-- Supplied entries start --

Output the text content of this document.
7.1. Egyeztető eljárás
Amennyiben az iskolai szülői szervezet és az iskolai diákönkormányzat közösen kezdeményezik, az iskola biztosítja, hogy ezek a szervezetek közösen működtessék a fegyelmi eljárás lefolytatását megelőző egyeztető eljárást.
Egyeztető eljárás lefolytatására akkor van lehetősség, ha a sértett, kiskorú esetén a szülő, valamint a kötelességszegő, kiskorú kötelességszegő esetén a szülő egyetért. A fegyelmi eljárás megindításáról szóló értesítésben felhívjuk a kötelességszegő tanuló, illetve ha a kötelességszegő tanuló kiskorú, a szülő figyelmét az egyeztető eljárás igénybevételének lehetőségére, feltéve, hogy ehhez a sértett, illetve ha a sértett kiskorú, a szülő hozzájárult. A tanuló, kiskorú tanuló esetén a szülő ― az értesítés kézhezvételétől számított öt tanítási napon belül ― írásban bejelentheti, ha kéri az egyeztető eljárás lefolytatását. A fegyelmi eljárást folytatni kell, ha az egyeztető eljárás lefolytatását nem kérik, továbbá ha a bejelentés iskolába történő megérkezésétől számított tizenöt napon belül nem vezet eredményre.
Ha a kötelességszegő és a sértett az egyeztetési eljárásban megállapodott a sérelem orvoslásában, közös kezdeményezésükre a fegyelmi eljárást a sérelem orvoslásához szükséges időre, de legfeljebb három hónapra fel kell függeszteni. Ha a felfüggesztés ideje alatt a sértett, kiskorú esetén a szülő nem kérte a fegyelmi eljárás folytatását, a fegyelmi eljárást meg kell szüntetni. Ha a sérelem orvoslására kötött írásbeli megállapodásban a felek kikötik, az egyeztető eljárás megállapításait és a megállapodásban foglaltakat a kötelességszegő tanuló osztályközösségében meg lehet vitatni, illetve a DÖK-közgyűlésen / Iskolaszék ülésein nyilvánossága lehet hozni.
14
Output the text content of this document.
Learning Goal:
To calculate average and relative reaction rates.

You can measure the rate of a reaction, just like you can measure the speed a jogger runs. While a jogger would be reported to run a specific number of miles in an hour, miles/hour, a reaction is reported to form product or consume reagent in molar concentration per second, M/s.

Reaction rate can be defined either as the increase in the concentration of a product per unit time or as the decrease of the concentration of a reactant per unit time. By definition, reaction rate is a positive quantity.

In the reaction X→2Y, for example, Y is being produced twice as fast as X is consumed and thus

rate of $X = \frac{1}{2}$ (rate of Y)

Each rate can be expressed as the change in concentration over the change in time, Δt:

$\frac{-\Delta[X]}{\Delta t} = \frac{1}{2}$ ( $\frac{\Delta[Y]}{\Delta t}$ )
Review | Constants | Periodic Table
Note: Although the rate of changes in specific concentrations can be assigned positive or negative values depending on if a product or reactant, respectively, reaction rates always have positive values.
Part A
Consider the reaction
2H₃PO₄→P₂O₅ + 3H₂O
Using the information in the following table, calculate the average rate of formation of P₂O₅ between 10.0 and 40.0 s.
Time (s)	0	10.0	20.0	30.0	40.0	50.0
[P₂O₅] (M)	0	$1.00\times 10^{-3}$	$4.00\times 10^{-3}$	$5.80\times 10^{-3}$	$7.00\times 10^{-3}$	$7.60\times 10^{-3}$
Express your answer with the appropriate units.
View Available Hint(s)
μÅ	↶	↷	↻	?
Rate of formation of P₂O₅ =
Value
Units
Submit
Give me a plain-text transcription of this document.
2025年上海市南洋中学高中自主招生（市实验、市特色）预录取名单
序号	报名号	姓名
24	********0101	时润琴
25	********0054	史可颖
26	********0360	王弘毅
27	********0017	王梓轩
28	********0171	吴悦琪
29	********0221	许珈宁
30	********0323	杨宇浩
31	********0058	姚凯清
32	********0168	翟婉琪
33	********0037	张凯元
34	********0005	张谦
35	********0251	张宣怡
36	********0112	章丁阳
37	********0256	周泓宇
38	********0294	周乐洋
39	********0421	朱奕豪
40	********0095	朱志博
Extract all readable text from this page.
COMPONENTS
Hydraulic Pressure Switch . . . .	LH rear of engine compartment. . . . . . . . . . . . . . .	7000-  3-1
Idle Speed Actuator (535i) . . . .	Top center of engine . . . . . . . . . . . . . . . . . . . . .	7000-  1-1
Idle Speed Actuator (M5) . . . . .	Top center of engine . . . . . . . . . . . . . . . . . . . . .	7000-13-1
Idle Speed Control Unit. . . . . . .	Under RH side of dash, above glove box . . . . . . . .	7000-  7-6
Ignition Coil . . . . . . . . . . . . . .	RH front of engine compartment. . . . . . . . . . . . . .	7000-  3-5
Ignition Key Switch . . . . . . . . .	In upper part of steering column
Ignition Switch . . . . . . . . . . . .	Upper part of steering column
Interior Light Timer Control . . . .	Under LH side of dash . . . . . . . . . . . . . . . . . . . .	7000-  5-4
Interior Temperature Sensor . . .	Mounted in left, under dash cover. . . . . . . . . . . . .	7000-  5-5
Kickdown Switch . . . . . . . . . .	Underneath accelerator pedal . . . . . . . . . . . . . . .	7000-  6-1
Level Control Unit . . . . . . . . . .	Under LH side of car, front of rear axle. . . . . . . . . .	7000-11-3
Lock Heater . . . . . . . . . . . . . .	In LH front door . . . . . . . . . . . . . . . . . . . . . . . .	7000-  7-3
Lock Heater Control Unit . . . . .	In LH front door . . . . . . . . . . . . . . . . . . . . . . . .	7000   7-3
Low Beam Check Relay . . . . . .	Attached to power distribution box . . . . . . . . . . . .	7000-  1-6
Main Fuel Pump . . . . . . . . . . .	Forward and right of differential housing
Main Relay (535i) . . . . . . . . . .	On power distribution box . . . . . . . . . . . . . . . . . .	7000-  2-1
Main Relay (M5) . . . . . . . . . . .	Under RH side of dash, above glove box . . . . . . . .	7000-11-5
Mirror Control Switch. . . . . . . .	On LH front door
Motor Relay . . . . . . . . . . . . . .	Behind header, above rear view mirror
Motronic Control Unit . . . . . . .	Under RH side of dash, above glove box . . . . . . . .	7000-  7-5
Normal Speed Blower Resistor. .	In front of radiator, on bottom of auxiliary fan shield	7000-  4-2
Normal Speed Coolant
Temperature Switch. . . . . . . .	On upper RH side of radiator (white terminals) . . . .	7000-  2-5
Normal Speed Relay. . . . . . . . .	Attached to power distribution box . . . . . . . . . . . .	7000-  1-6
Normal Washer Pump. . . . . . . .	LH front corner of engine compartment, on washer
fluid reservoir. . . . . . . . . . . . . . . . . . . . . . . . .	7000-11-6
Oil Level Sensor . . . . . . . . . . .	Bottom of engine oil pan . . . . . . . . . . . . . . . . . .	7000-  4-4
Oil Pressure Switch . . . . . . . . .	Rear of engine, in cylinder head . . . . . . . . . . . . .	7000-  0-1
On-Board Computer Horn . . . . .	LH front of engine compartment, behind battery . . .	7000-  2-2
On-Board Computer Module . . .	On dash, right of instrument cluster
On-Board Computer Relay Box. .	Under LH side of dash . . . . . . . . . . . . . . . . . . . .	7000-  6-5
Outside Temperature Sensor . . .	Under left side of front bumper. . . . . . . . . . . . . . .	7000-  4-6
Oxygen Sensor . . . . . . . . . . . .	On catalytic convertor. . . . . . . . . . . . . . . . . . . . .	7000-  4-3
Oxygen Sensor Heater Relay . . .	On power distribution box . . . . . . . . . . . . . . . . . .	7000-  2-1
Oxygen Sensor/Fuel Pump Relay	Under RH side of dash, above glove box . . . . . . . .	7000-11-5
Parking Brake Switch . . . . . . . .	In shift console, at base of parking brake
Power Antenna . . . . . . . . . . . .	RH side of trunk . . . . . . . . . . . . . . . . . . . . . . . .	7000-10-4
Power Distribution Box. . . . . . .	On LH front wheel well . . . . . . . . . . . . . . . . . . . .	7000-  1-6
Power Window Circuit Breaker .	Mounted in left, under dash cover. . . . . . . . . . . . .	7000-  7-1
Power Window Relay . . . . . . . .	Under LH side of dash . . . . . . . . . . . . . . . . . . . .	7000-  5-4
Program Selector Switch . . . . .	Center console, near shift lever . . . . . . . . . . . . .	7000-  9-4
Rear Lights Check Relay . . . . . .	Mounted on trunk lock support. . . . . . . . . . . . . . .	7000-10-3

-- Supplied entries end --

Check each line of the data above for the word "left", then state how many lines have it. Give the number alone.

3